** Description of the task **
Please transcribe the records precisely; pictures stay out of your copy.

=== Dataset content ===

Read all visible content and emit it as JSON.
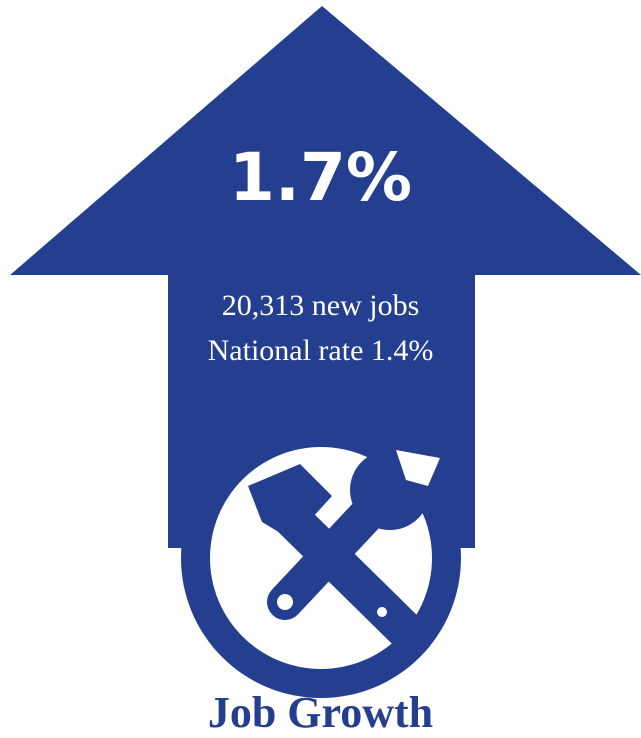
{
  "colors": {
    "primary": "#243f8f",
    "background": "#ffffff"
  },
  "graphic": {
    "shape": "up-arrow",
    "icon": "hammer-wrench-icon"
  },
  "stat": {
    "value": "1.7%",
    "new_jobs": "20,313 new jobs",
    "national_rate": "National rate 1.4%"
  },
  "caption": "Job Growth"
}
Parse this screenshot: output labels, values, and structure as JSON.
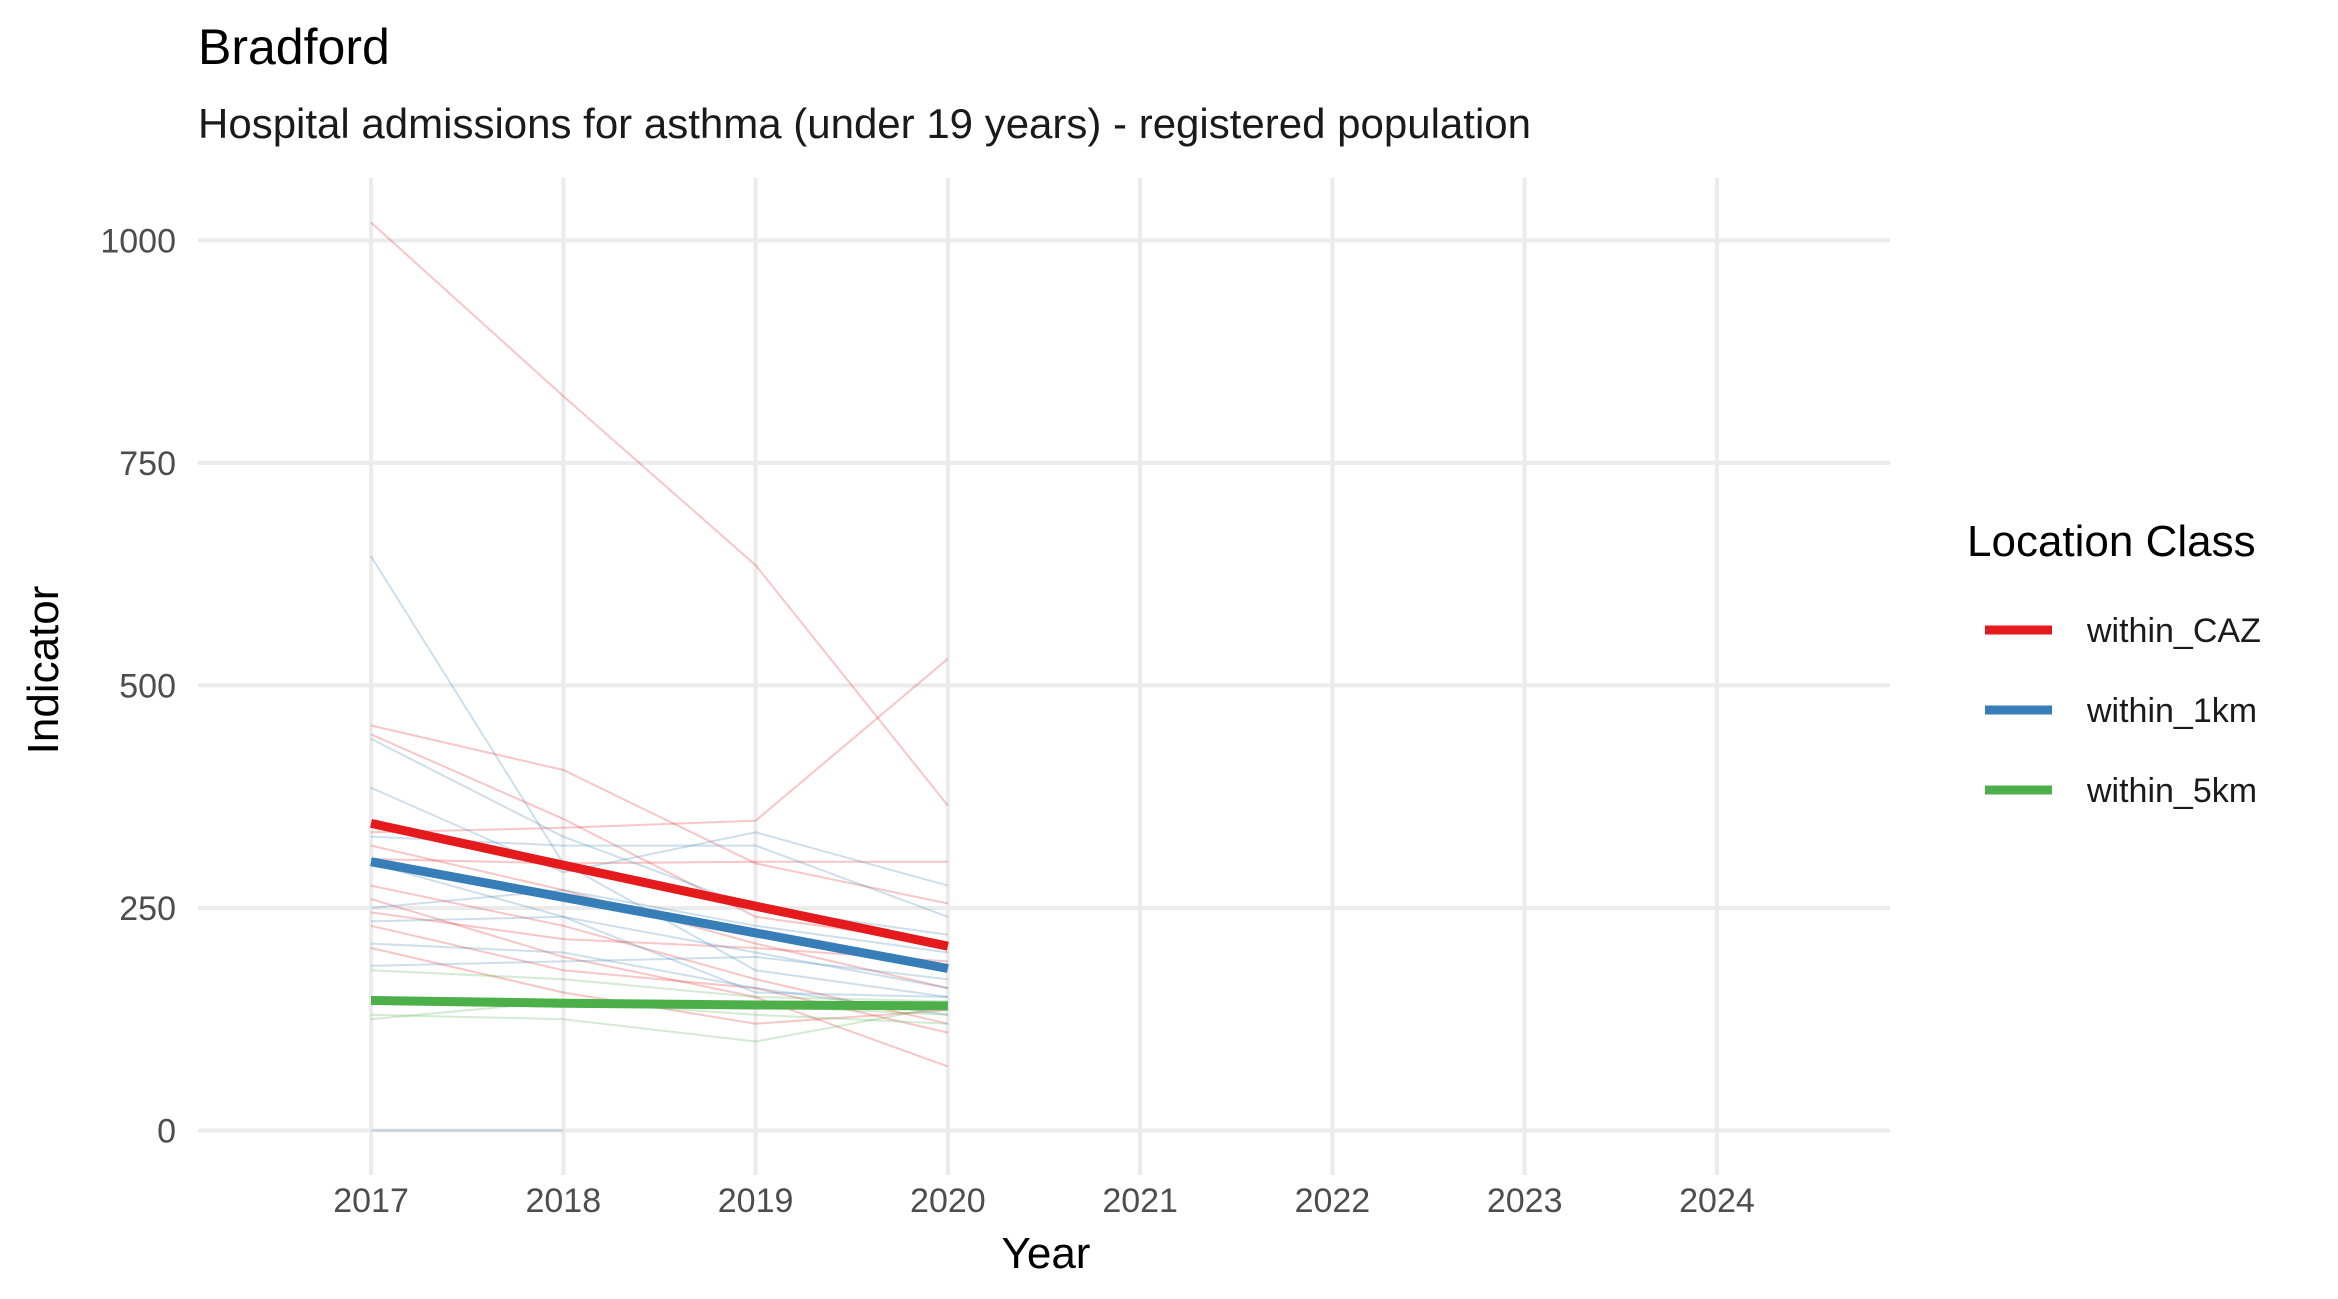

===

** Result of this exercise **
Read all visible content and emit it as JSON.
{
  "colors": {
    "primary": "#243f8f",
    "background": "#ffffff"
  },
  "graphic": {
    "shape": "up-arrow",
    "icon": "hammer-wrench-icon"
  },
  "stat": {
    "value": "1.7%",
    "new_jobs": "20,313 new jobs",
    "national_rate": "National rate 1.4%"
  },
  "caption": "Job Growth"
}
Parse this screenshot: output labels, values, and structure as JSON.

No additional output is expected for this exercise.